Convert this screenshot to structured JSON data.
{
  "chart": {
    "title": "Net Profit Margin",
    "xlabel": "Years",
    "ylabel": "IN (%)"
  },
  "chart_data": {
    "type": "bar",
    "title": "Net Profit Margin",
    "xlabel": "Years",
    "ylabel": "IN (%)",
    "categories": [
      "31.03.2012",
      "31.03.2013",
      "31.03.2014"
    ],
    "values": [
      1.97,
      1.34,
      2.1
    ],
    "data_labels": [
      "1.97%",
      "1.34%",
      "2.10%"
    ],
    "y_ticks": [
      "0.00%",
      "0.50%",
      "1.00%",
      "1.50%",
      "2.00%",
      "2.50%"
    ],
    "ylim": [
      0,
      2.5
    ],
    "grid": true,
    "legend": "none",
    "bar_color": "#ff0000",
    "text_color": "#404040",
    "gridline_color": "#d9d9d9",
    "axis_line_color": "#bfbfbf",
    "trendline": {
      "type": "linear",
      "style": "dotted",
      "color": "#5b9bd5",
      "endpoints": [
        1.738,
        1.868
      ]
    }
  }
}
====================
Extract the data in full. Keep it word for word.

Correct answer:
Convert this screenshot to structured JSON data.
{
  "chart": {
    "title": "Net Profit Margin",
    "xlabel": "Years",
    "ylabel": "IN (%)"
  },
  "chart_data": {
    "type": "bar",
    "title": "Net Profit Margin",
    "xlabel": "Years",
    "ylabel": "IN (%)",
    "categories": [
      "31.03.2012",
      "31.03.2013",
      "31.03.2014"
    ],
    "values": [
      1.97,
      1.34,
      2.1
    ],
    "data_labels": [
      "1.97%",
      "1.34%",
      "2.10%"
    ],
    "y_ticks": [
      "0.00%",
      "0.50%",
      "1.00%",
      "1.50%",
      "2.00%",
      "2.50%"
    ],
    "ylim": [
      0,
      2.5
    ],
    "grid": true,
    "legend": "none",
    "bar_color": "#ff0000",
    "text_color": "#404040",
    "gridline_color": "#d9d9d9",
    "axis_line_color": "#bfbfbf",
    "trendline": {
      "type": "linear",
      "style": "dotted",
      "color": "#5b9bd5",
      "endpoints": [
        1.738,
        1.868
      ]
    }
  }
}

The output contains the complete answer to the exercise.